## Problem description
Repeat the material verbatim. Images are excluded from the copy.

= = =

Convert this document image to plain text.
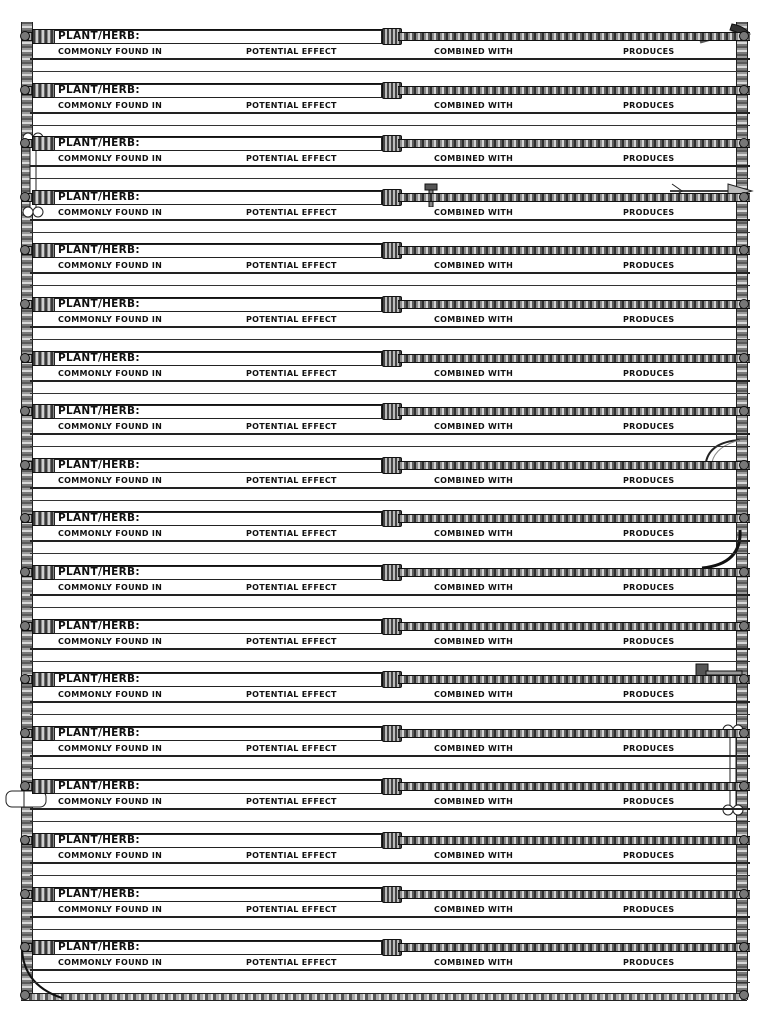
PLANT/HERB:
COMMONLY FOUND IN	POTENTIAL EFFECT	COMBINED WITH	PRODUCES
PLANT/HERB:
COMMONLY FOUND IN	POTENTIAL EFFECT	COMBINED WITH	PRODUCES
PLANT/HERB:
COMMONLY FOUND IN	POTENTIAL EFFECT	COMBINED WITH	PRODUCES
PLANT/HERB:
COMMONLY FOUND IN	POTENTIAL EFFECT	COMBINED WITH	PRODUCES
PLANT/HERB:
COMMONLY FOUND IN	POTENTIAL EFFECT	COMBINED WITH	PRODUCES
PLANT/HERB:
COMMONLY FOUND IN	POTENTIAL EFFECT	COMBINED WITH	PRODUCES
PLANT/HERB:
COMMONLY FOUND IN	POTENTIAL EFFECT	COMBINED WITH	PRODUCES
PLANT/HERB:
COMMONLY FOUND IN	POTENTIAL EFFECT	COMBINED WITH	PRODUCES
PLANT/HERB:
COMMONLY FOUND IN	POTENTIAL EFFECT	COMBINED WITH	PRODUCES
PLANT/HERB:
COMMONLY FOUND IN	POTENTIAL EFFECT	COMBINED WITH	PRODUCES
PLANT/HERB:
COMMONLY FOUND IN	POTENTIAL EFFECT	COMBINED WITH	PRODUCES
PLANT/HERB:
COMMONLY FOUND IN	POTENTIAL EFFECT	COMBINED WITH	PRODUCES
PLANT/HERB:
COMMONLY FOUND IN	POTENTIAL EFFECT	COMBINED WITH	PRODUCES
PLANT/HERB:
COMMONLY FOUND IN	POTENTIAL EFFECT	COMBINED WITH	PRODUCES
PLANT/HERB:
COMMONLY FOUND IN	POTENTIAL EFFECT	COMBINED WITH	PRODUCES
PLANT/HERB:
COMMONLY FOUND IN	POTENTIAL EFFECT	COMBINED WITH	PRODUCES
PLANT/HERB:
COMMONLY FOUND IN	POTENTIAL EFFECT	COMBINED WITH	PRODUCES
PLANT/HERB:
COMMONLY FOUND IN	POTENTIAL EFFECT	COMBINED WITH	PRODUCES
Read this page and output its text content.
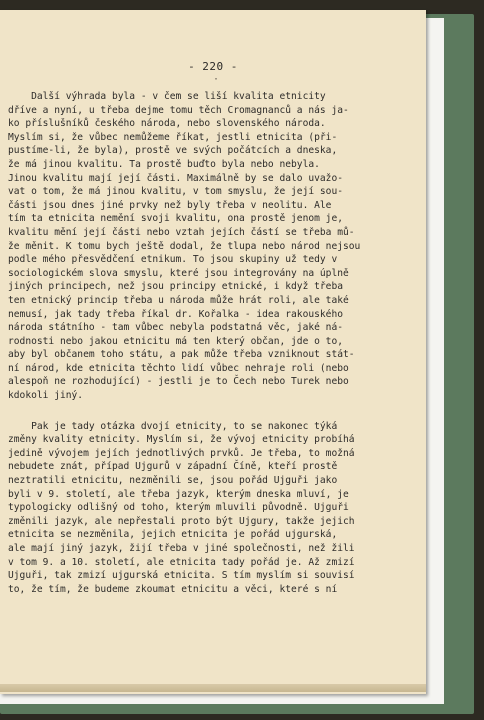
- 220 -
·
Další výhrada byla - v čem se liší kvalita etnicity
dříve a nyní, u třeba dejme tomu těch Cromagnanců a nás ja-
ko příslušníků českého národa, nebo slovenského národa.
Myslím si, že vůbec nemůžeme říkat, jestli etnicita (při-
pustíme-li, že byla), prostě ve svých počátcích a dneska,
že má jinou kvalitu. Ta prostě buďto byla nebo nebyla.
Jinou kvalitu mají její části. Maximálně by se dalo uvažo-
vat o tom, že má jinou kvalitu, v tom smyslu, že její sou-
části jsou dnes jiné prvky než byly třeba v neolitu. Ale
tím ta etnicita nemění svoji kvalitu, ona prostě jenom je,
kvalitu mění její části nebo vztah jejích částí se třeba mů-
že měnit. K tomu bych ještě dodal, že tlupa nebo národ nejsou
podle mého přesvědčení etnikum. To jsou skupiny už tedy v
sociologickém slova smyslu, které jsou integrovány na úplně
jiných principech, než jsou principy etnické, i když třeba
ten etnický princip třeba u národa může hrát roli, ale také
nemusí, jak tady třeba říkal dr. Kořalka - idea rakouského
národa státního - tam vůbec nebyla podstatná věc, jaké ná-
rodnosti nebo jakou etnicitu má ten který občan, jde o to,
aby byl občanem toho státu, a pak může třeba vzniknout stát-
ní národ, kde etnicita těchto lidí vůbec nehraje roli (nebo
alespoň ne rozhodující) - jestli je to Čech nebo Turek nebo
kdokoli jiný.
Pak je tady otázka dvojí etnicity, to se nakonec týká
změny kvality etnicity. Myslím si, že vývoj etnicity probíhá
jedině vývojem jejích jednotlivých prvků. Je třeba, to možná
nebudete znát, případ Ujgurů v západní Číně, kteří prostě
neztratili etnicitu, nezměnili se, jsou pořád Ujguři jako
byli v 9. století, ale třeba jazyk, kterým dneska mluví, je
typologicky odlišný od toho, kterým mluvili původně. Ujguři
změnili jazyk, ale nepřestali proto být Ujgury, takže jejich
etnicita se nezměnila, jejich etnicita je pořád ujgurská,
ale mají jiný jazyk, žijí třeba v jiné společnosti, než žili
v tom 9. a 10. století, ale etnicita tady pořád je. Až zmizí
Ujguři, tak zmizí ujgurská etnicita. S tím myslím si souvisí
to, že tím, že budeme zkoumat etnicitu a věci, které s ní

= = =

## Solved problem
Convert this document image to plain text.
PLANT/HERB:
COMMONLY FOUND IN	POTENTIAL EFFECT	COMBINED WITH	PRODUCES
PLANT/HERB:
COMMONLY FOUND IN	POTENTIAL EFFECT	COMBINED WITH	PRODUCES
PLANT/HERB:
COMMONLY FOUND IN	POTENTIAL EFFECT	COMBINED WITH	PRODUCES
PLANT/HERB:
COMMONLY FOUND IN	POTENTIAL EFFECT	COMBINED WITH	PRODUCES
PLANT/HERB:
COMMONLY FOUND IN	POTENTIAL EFFECT	COMBINED WITH	PRODUCES
PLANT/HERB:
COMMONLY FOUND IN	POTENTIAL EFFECT	COMBINED WITH	PRODUCES
PLANT/HERB:
COMMONLY FOUND IN	POTENTIAL EFFECT	COMBINED WITH	PRODUCES
PLANT/HERB:
COMMONLY FOUND IN	POTENTIAL EFFECT	COMBINED WITH	PRODUCES
PLANT/HERB:
COMMONLY FOUND IN	POTENTIAL EFFECT	COMBINED WITH	PRODUCES
PLANT/HERB:
COMMONLY FOUND IN	POTENTIAL EFFECT	COMBINED WITH	PRODUCES
PLANT/HERB:
COMMONLY FOUND IN	POTENTIAL EFFECT	COMBINED WITH	PRODUCES
PLANT/HERB:
COMMONLY FOUND IN	POTENTIAL EFFECT	COMBINED WITH	PRODUCES
PLANT/HERB:
COMMONLY FOUND IN	POTENTIAL EFFECT	COMBINED WITH	PRODUCES
PLANT/HERB:
COMMONLY FOUND IN	POTENTIAL EFFECT	COMBINED WITH	PRODUCES
PLANT/HERB:
COMMONLY FOUND IN	POTENTIAL EFFECT	COMBINED WITH	PRODUCES
PLANT/HERB:
COMMONLY FOUND IN	POTENTIAL EFFECT	COMBINED WITH	PRODUCES
PLANT/HERB:
COMMONLY FOUND IN	POTENTIAL EFFECT	COMBINED WITH	PRODUCES
PLANT/HERB:
COMMONLY FOUND IN	POTENTIAL EFFECT	COMBINED WITH	PRODUCES
Read this page and output its text content.
- 220 -
·
Další výhrada byla - v čem se liší kvalita etnicity
dříve a nyní, u třeba dejme tomu těch Cromagnanců a nás ja-
ko příslušníků českého národa, nebo slovenského národa.
Myslím si, že vůbec nemůžeme říkat, jestli etnicita (při-
pustíme-li, že byla), prostě ve svých počátcích a dneska,
že má jinou kvalitu. Ta prostě buďto byla nebo nebyla.
Jinou kvalitu mají její části. Maximálně by se dalo uvažo-
vat o tom, že má jinou kvalitu, v tom smyslu, že její sou-
části jsou dnes jiné prvky než byly třeba v neolitu. Ale
tím ta etnicita nemění svoji kvalitu, ona prostě jenom je,
kvalitu mění její části nebo vztah jejích částí se třeba mů-
že měnit. K tomu bych ještě dodal, že tlupa nebo národ nejsou
podle mého přesvědčení etnikum. To jsou skupiny už tedy v
sociologickém slova smyslu, které jsou integrovány na úplně
jiných principech, než jsou principy etnické, i když třeba
ten etnický princip třeba u národa může hrát roli, ale také
nemusí, jak tady třeba říkal dr. Kořalka - idea rakouského
národa státního - tam vůbec nebyla podstatná věc, jaké ná-
rodnosti nebo jakou etnicitu má ten který občan, jde o to,
aby byl občanem toho státu, a pak může třeba vzniknout stát-
ní národ, kde etnicita těchto lidí vůbec nehraje roli (nebo
alespoň ne rozhodující) - jestli je to Čech nebo Turek nebo
kdokoli jiný.
Pak je tady otázka dvojí etnicity, to se nakonec týká
změny kvality etnicity. Myslím si, že vývoj etnicity probíhá
jedině vývojem jejích jednotlivých prvků. Je třeba, to možná
nebudete znát, případ Ujgurů v západní Číně, kteří prostě
neztratili etnicitu, nezměnili se, jsou pořád Ujguři jako
byli v 9. století, ale třeba jazyk, kterým dneska mluví, je
typologicky odlišný od toho, kterým mluvili původně. Ujguři
změnili jazyk, ale nepřestali proto být Ujgury, takže jejich
etnicita se nezměnila, jejich etnicita je pořád ujgurská,
ale mají jiný jazyk, žijí třeba v jiné společnosti, než žili
v tom 9. a 10. století, ale etnicita tady pořád je. Až zmizí
Ujguři, tak zmizí ujgurská etnicita. S tím myslím si souvisí
to, že tím, že budeme zkoumat etnicitu a věci, které s ní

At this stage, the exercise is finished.